:: TESTO CITATO

Il dopoguerra, inquieto e travagliato per tutta Italia, qui diventa l’epicentro di un terremoto che nuovi studi e nuove acquisizioni documentarie stanno ora svelando in tutta la sua portata. Il bilancio delle distruzioni e dei danni provocati dalla guerra «in casa» è pesantissimo: lunghi anni di assalti e ritirate sul Carso, paesi del Friuli orientale e Gorizia stessa, occupati e liberati più volte dagli eserciti in lotta, la rotta di Caporetto, devastazioni, bombardamenti sulle case e sulle fabbriche, saccheggi.
2. In fuga
Un fenomeno legato alla guerra e destinato a moltiplicare negli anni i suoi effetti è poi quello degli spostamenti di popolazione, degli sradicamenti forzati, delle fughe precipitose che spopolano intere zone, aprendo le vie della profuganza e dei ritorni, tra spaesamenti e rabbia.

::::
:: DATI DISPONIBILI

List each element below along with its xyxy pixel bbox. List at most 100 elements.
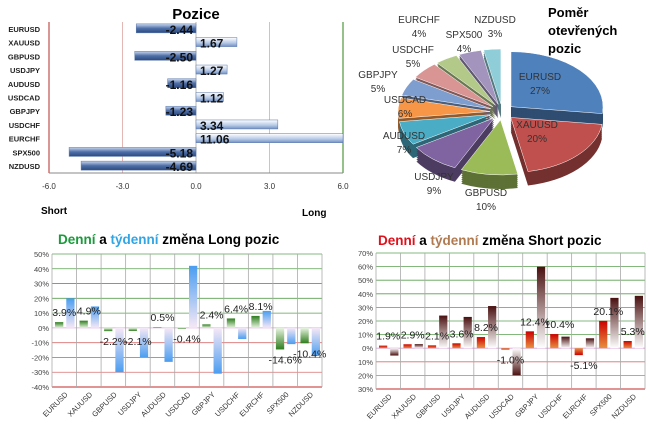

::::

COMPITI DA SVOLGERE »
(1) Riporta senza modifiche il passo del brano sul dopoguerra che comincia con le parole "Il dopoguerra, inquieto" e si ferma dopo "spaesamenti e rabbia.".
(2) Rispondi a queste domande sul brano sul dopoguerra.
(a) Quale battaglia persa viene nominata tra i danni della guerra?
(b) Oltre ai paesi del Friuli orientale, quale città fu occupata e liberata più volte dagli eserciti in lotta?
(c) Che cosa provocano le fughe precipitose?

RISPOSTE AI COMPITI »
(1)
Il dopoguerra, inquieto e travagliato per tutta Italia, qui diventa l’epicentro di un terremoto che nuovi studi e nuove acquisizioni documentarie stanno ora svelando in tutta la sua portata. Il bilancio delle distruzioni e dei danni provocati dalla guerra «in casa» è pesantissimo: lunghi anni di assalti e ritirate sul Carso, paesi del Friuli orientale e Gorizia stessa, occupati e liberati più volte dagli eserciti in lotta, la rotta di Caporetto, devastazioni, bombardamenti sulle case e sulle fabbriche, saccheggi.
2. In fuga
Un fenomeno legato alla guerra e destinato a moltiplicare negli anni i suoi effetti è poi quello degli spostamenti di popolazione, degli sradicamenti forzati, delle fughe precipitose che spopolano intere zone, aprendo le vie della profuganza e dei ritorni, tra spaesamenti e rabbia.

(2)
(a) La rotta di Caporetto.
(b) Gorizia.
(c) Spopolano intere zone.